_Task prompt_
Copy, from the entries below, each line in which the string "Cash" appears.

_Task data_
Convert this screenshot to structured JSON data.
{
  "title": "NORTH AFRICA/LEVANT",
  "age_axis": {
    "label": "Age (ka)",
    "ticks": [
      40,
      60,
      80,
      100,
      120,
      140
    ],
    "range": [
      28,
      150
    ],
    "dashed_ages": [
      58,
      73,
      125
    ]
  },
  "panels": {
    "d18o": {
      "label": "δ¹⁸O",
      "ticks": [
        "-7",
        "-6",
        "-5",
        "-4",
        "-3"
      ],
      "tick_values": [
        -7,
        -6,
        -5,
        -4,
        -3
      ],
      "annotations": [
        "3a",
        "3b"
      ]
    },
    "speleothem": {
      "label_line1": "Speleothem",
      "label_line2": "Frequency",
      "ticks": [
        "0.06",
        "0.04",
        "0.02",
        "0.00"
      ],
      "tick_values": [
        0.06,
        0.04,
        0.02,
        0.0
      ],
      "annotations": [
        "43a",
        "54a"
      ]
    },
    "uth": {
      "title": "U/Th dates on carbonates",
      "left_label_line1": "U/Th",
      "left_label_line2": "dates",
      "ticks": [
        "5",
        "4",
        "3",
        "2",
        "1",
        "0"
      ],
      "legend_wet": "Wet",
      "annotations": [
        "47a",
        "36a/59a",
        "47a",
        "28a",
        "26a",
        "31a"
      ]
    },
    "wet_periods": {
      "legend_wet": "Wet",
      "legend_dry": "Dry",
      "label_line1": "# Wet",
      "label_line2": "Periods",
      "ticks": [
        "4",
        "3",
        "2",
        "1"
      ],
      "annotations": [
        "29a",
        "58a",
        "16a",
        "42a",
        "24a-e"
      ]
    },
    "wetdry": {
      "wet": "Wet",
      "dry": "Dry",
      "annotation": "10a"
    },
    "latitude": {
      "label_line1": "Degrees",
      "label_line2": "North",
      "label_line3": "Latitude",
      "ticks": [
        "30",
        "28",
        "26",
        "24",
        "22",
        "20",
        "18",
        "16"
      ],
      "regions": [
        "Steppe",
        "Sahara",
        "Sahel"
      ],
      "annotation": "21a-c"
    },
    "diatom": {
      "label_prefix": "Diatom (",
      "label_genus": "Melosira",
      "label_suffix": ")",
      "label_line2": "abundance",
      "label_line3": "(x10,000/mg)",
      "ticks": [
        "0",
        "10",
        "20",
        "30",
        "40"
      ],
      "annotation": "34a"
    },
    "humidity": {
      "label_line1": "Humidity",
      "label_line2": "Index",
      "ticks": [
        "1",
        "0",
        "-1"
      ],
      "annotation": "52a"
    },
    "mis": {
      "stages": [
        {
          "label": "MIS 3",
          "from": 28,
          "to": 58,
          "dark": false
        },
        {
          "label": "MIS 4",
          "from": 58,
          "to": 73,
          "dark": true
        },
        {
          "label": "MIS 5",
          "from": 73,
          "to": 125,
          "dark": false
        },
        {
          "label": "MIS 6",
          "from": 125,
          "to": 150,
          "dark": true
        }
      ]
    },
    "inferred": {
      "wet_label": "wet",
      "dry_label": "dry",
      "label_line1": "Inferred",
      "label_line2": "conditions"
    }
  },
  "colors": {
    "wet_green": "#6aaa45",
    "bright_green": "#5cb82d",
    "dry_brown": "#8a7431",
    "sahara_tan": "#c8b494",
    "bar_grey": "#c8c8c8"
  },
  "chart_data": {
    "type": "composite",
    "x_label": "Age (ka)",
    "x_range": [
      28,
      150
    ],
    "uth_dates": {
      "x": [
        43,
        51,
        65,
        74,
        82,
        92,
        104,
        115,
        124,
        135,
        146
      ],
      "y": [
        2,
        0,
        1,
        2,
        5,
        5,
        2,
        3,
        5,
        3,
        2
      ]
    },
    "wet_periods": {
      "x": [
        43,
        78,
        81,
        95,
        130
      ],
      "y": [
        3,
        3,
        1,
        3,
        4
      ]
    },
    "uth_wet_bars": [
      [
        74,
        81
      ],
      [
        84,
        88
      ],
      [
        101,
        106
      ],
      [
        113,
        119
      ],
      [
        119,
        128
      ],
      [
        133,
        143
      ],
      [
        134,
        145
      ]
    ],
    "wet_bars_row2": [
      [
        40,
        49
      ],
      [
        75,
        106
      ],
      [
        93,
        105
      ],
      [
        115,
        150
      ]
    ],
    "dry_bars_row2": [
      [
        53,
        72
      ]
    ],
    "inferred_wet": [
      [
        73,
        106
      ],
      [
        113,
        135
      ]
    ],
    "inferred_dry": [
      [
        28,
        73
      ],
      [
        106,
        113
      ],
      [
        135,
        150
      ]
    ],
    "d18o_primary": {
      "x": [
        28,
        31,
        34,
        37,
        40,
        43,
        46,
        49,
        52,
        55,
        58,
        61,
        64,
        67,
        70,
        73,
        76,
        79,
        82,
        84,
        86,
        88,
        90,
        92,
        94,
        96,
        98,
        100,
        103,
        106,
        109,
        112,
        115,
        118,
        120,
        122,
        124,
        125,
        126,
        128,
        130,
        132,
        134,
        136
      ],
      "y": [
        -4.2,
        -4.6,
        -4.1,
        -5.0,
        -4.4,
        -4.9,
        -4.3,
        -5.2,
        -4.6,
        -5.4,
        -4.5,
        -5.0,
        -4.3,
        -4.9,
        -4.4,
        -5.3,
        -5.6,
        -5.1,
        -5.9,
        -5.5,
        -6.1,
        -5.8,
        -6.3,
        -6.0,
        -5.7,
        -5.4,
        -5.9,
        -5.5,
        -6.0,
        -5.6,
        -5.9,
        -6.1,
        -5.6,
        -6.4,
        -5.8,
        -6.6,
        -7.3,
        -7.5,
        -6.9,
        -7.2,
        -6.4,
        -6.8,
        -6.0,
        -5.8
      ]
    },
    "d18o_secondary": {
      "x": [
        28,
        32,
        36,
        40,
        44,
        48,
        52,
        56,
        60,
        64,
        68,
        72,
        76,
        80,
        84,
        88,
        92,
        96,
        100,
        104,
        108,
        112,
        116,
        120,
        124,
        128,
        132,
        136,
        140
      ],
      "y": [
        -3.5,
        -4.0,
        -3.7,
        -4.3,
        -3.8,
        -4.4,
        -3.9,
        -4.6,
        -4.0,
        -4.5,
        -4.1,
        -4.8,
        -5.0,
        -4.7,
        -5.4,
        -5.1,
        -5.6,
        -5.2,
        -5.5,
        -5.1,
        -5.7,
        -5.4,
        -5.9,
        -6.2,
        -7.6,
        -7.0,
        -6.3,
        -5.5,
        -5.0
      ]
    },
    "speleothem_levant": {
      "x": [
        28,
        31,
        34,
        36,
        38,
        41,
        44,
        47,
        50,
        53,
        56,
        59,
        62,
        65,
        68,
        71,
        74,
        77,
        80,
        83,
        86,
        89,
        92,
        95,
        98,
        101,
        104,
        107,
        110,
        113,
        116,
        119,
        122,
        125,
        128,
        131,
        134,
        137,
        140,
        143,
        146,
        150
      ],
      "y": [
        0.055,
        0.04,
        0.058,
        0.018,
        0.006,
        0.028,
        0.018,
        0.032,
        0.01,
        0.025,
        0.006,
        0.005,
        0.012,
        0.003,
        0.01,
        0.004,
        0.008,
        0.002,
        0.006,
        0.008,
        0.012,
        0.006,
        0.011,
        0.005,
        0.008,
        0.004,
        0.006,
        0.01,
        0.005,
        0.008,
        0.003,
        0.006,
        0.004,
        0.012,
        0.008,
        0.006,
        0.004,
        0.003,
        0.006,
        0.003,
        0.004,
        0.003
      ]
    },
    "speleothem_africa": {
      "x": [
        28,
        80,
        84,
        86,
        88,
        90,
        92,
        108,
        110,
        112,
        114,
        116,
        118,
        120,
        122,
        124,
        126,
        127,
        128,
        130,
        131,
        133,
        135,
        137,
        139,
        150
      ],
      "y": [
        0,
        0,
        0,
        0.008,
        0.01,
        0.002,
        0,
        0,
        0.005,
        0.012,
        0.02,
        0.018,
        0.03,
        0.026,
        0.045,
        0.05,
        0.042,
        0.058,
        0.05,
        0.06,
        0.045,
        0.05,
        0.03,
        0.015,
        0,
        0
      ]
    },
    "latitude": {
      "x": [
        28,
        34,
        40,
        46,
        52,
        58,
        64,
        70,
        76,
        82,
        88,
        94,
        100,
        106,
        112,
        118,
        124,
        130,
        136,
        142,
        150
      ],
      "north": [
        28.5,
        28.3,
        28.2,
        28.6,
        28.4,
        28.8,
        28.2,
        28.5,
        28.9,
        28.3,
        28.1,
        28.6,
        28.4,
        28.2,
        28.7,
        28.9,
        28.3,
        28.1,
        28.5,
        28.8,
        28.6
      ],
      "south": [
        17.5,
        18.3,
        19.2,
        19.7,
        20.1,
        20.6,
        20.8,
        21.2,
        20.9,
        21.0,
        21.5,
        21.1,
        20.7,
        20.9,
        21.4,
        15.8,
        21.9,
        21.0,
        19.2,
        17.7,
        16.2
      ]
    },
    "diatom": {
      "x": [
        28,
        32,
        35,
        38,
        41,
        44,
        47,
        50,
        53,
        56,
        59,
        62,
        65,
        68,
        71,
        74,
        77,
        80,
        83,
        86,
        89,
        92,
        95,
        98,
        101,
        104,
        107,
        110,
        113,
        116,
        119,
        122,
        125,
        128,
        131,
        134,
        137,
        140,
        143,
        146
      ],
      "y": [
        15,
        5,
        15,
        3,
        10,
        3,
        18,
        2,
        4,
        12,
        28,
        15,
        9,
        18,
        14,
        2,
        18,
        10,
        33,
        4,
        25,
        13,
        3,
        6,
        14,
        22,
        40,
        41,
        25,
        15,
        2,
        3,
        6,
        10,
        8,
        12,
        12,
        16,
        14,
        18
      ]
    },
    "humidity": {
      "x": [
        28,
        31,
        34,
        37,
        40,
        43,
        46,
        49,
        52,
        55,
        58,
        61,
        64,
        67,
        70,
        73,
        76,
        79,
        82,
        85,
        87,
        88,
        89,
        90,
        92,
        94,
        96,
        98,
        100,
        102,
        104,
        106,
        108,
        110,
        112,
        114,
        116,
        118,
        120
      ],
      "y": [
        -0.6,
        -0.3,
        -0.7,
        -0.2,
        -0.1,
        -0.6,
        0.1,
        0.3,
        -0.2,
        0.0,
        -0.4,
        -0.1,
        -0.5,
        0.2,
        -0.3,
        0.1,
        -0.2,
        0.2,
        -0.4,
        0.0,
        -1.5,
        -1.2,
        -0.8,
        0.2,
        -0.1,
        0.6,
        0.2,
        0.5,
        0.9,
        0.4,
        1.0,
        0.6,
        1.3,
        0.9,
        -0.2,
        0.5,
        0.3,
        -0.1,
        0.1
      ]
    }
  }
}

...

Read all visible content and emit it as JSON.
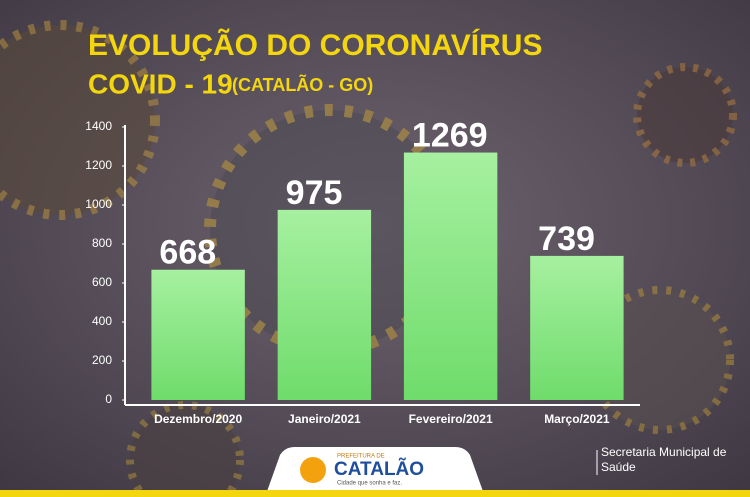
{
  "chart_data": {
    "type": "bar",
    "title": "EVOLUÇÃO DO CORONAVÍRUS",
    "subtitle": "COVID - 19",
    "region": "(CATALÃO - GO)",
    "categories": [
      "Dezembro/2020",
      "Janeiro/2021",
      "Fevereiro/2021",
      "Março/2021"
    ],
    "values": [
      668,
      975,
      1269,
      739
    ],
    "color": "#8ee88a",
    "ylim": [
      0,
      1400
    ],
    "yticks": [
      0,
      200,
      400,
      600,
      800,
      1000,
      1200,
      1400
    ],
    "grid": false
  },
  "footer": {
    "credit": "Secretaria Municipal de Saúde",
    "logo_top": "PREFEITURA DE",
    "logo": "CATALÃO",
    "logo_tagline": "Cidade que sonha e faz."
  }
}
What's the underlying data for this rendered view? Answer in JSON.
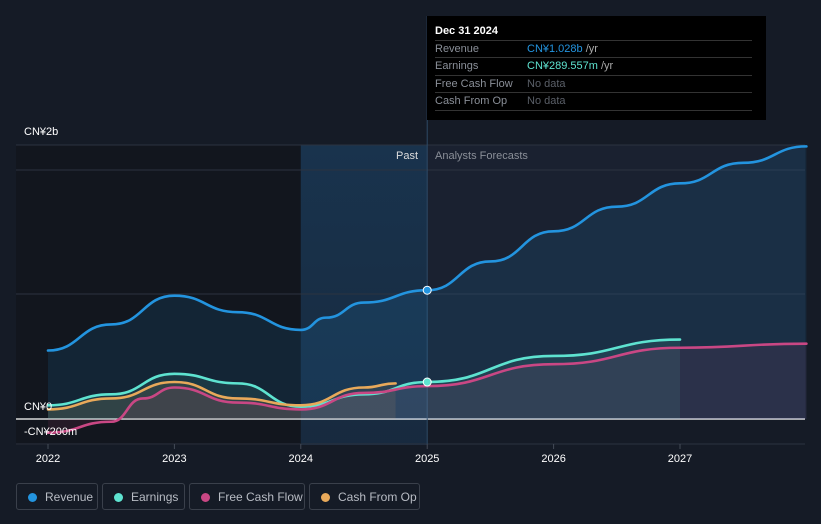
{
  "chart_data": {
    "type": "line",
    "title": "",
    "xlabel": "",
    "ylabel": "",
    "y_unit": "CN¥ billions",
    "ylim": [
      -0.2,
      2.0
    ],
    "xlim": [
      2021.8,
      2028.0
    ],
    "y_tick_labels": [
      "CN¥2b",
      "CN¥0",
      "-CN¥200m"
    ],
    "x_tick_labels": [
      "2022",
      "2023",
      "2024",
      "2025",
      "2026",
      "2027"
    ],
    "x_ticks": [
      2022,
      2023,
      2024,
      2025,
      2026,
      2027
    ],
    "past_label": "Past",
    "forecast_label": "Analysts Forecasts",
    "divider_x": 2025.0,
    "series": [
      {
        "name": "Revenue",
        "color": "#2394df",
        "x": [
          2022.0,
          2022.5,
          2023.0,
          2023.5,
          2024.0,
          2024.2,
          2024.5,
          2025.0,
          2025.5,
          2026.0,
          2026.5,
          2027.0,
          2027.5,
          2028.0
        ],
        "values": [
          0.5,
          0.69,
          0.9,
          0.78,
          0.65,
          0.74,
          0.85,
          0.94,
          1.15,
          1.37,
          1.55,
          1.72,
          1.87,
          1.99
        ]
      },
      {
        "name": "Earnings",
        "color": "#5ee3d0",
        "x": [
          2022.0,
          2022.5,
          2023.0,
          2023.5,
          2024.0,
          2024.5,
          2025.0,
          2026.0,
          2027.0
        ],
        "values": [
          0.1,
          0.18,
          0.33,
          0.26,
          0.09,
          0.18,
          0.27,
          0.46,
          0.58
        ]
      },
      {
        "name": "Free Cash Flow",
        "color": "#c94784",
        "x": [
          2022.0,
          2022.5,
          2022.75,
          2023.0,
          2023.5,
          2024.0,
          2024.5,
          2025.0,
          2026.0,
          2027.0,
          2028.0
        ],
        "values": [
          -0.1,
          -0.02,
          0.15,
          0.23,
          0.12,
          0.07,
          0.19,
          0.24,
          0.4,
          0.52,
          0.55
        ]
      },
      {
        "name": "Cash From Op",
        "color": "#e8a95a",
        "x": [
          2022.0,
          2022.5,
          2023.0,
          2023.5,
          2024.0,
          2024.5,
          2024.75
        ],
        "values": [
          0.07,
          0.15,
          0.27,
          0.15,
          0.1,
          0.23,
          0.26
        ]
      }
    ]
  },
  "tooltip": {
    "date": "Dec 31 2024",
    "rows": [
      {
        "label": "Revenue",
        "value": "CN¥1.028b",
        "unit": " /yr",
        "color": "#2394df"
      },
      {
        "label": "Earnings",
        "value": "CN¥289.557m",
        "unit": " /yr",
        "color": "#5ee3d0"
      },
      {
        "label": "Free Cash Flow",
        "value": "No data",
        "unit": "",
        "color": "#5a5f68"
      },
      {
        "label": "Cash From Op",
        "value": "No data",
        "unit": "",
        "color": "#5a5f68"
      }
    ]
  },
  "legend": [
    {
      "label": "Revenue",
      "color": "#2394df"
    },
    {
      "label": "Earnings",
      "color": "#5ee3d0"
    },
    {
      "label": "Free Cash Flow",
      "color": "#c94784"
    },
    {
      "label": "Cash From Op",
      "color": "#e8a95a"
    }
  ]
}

...

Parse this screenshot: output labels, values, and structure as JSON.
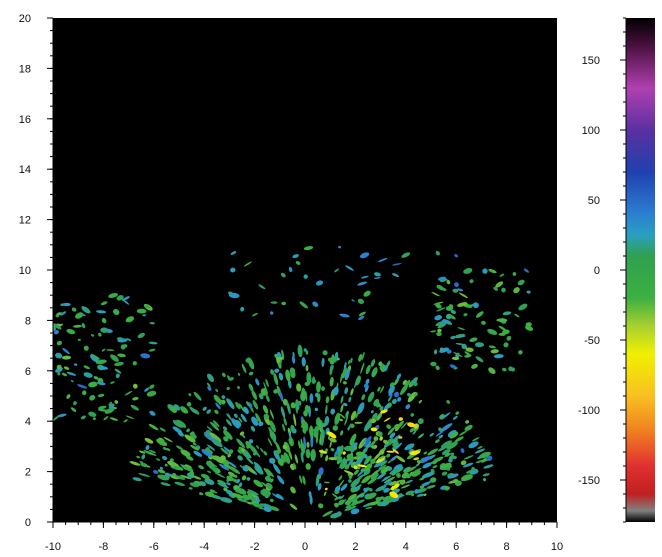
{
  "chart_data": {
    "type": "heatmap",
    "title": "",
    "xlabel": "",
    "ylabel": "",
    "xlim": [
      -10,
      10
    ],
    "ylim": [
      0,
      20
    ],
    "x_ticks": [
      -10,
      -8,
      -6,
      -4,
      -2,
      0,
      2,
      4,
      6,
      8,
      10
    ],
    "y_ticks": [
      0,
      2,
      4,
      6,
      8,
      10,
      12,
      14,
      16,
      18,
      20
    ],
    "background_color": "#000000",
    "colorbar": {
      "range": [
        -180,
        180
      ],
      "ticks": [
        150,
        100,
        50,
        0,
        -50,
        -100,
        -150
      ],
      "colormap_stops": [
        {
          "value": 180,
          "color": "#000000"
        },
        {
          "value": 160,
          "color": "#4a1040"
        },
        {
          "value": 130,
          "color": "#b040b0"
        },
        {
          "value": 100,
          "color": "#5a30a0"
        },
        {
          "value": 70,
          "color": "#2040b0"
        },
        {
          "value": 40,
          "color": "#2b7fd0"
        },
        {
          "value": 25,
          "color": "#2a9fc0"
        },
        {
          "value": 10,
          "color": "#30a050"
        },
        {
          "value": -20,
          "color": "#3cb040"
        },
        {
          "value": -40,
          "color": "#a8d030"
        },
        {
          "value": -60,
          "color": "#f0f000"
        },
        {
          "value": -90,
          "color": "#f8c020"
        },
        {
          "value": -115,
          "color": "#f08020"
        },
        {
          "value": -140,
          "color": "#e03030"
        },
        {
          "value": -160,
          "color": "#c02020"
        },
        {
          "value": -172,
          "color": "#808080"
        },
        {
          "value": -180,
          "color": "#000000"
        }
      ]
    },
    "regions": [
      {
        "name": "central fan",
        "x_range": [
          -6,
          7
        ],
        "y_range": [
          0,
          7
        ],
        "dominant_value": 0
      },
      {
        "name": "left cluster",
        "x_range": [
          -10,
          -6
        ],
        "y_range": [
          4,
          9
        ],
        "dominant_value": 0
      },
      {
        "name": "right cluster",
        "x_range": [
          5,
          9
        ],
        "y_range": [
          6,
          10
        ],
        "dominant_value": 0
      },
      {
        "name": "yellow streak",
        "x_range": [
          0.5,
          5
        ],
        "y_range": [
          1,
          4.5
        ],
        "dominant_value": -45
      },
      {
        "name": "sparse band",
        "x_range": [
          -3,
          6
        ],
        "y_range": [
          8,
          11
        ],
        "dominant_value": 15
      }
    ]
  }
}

_Answer to this problem_
        "name": "Free Cash Flow",
        "name": "Cash From Op",
        "label": "Free Cash Flow",
        "label": "Cash From Op",
      "label": "Free Cash Flow",
      "label": "Cash From Op",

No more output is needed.